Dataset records
+++

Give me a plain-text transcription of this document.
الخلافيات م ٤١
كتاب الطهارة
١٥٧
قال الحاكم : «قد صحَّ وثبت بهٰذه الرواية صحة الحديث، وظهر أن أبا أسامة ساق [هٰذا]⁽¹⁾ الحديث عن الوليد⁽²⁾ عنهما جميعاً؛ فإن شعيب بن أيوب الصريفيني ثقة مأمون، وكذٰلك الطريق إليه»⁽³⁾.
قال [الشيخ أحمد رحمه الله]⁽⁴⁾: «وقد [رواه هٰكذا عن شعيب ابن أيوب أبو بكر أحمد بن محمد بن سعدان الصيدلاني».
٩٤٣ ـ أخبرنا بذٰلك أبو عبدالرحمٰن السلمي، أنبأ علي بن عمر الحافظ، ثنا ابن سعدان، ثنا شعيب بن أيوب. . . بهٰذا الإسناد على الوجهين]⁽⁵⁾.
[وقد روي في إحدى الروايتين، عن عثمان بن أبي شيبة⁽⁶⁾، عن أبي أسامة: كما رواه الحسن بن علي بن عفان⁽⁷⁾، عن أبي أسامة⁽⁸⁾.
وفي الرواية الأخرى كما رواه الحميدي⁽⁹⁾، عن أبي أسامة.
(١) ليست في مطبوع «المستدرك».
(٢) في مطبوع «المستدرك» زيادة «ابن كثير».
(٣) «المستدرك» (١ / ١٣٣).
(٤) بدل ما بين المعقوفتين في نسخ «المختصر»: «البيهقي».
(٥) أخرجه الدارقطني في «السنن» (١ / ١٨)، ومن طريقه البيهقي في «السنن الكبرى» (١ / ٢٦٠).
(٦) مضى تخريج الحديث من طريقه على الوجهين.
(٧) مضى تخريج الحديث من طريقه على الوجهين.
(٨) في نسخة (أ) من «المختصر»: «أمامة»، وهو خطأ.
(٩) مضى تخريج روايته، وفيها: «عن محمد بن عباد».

+++

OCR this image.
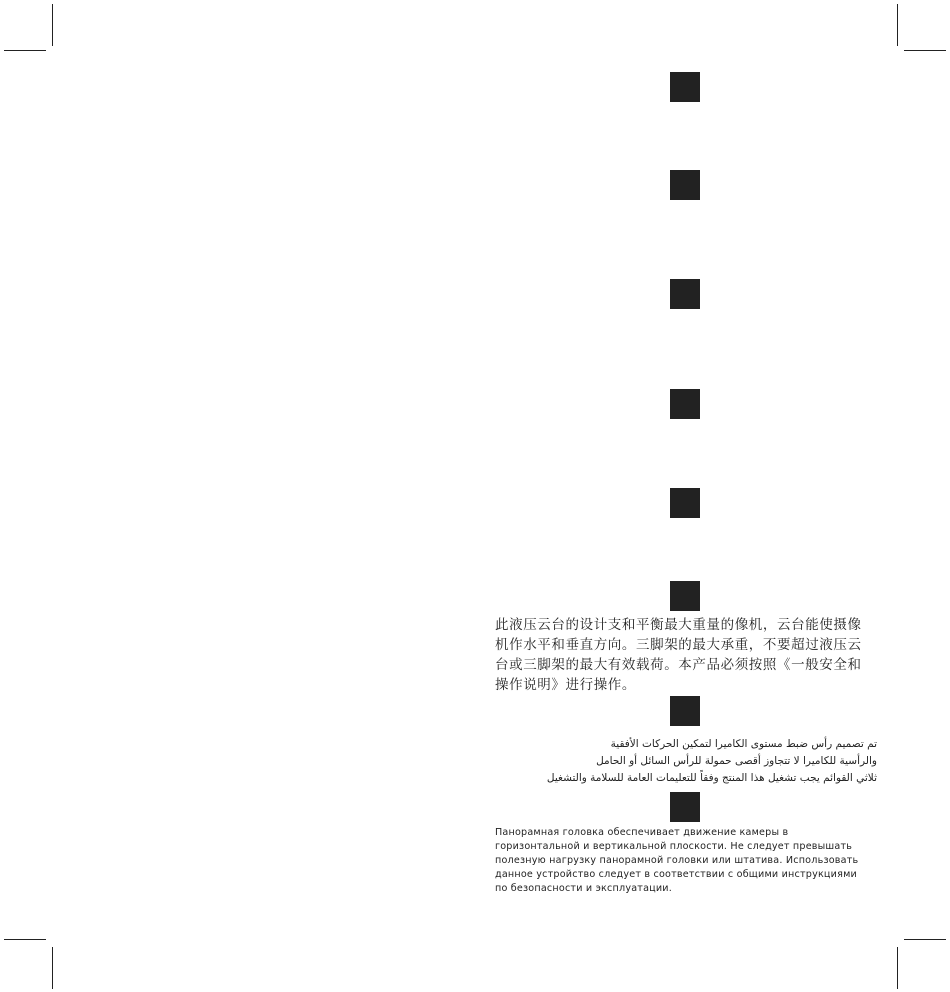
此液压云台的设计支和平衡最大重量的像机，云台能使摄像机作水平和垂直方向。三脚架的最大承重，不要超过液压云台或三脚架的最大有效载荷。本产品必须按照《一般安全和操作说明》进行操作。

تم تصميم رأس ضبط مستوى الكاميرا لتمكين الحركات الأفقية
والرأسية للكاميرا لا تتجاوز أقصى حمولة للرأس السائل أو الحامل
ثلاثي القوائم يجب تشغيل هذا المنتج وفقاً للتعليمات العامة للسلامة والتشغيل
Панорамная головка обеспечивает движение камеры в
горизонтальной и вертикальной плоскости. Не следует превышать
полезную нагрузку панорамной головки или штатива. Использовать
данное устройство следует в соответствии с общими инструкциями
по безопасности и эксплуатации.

+++

◆ **Set task**
Scan the lines for the string "أيوب". Copy out each line that matches.

◆ **Response to this task**
قال الحاكم : «قد صحَّ وثبت بهٰذه الرواية صحة الحديث، وظهر أن أبا أسامة ساق [هٰذا]⁽¹⁾ الحديث عن الوليد⁽²⁾ عنهما جميعاً؛ فإن شعيب بن أيوب الصريفيني ثقة مأمون، وكذٰلك الطريق إليه»⁽³⁾.
قال [الشيخ أحمد رحمه الله]⁽⁴⁾: «وقد [رواه هٰكذا عن شعيب ابن أيوب أبو بكر أحمد بن محمد بن سعدان الصيدلاني».
٩٤٣ ـ أخبرنا بذٰلك أبو عبدالرحمٰن السلمي، أنبأ علي بن عمر الحافظ، ثنا ابن سعدان، ثنا شعيب بن أيوب. . . بهٰذا الإسناد على الوجهين]⁽⁵⁾.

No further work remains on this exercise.